Make an exact copy of each entry, leaving out every picture.

Dataset rows:
■ ■ ■

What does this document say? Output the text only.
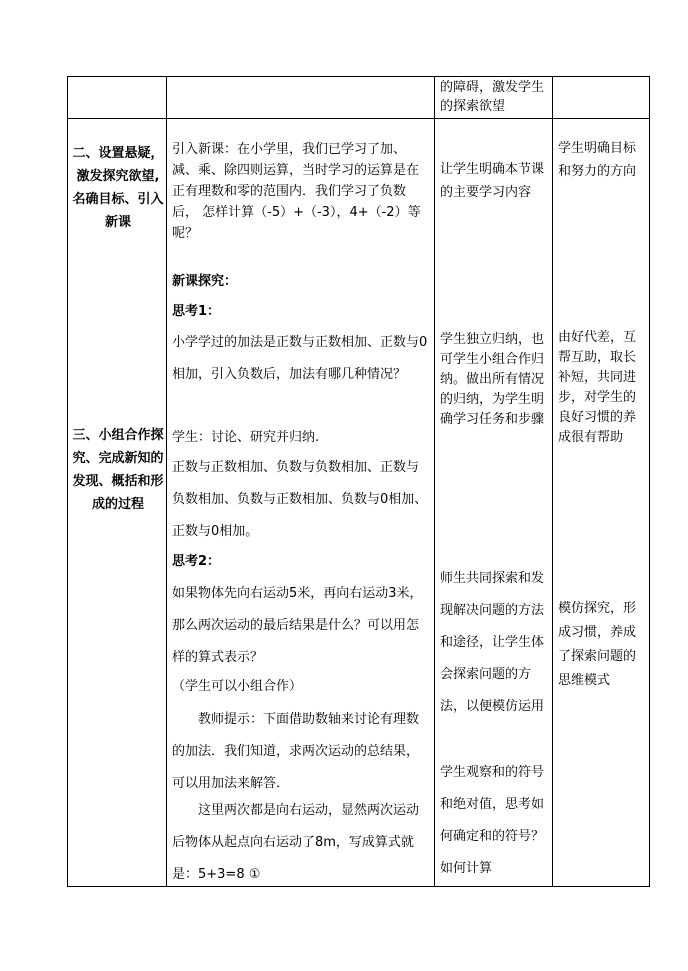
的障碍，激发学生的探索欲望
二、设置悬疑，激发探究欲望,名确目标、引入新课
引入新课：在小学里，我们已学习了加、减、乘、除四则运算，当时学习的运算是在正有理数和零的范围内．我们学习了负数后， 怎样计算（-5）+（-3），4+（-2）等呢？
让学生明确本节课的主要学习内容
学生明确目标和努力的方向
三、小组合作探究、完成新知的发现、概括和形成的过程
新课探究：
思考1：
小学学过的加法是正数与正数相加、正数与0相加，引入负数后，加法有哪几种情况？
学生：讨论、研究并归纳.
正数与正数相加、负数与负数相加、正数与负数相加、负数与正数相加、负数与0相加、正数与0相加。
思考2：
如果物体先向右运动5米，再向右运动3米，那么两次运动的最后结果是什么？可以用怎样的算式表示？
（学生可以小组合作）
教师提示：下面借助数轴来讨论有理数的加法．我们知道，求两次运动的总结果，可以用加法来解答．
这里两次都是向右运动，显然两次运动后物体从起点向右运动了8m，写成算式就是：5+3=8 ①
学生独立归纳，也可学生小组合作归纳。做出所有情况的归纳，为学生明确学习任务和步骤
师生共同探索和发现解决问题的方法和途径，让学生体会探索问题的方法，以便模仿运用
学生观察和的符号和绝对值，思考如何确定和的符号？如何计算
由好代差，互帮互助，取长补短，共同进步，对学生的良好习惯的养成很有帮助
模仿探究，形成习惯，养成了探索问题的思维模式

■ ■ ■

Written reply:
What does this document say? Output the text only.
的障碍，激发学生的探索欲望
二、设置悬疑，激发探究欲望,名确目标、引入新课
引入新课：在小学里，我们已学习了加、减、乘、除四则运算，当时学习的运算是在正有理数和零的范围内．我们学习了负数后， 怎样计算（-5）+（-3），4+（-2）等呢？
让学生明确本节课的主要学习内容
学生明确目标和努力的方向
三、小组合作探究、完成新知的发现、概括和形成的过程
新课探究：
思考1：
小学学过的加法是正数与正数相加、正数与0相加，引入负数后，加法有哪几种情况？
学生：讨论、研究并归纳.
正数与正数相加、负数与负数相加、正数与负数相加、负数与正数相加、负数与0相加、正数与0相加。
思考2：
如果物体先向右运动5米，再向右运动3米，那么两次运动的最后结果是什么？可以用怎样的算式表示？
（学生可以小组合作）
教师提示：下面借助数轴来讨论有理数的加法．我们知道，求两次运动的总结果，可以用加法来解答．
这里两次都是向右运动，显然两次运动后物体从起点向右运动了8m，写成算式就是：5+3=8 ①
学生独立归纳，也可学生小组合作归纳。做出所有情况的归纳，为学生明确学习任务和步骤
师生共同探索和发现解决问题的方法和途径，让学生体会探索问题的方法，以便模仿运用
学生观察和的符号和绝对值，思考如何确定和的符号？如何计算
由好代差，互帮互助，取长补短，共同进步，对学生的良好习惯的养成很有帮助
模仿探究，形成习惯，养成了探索问题的思维模式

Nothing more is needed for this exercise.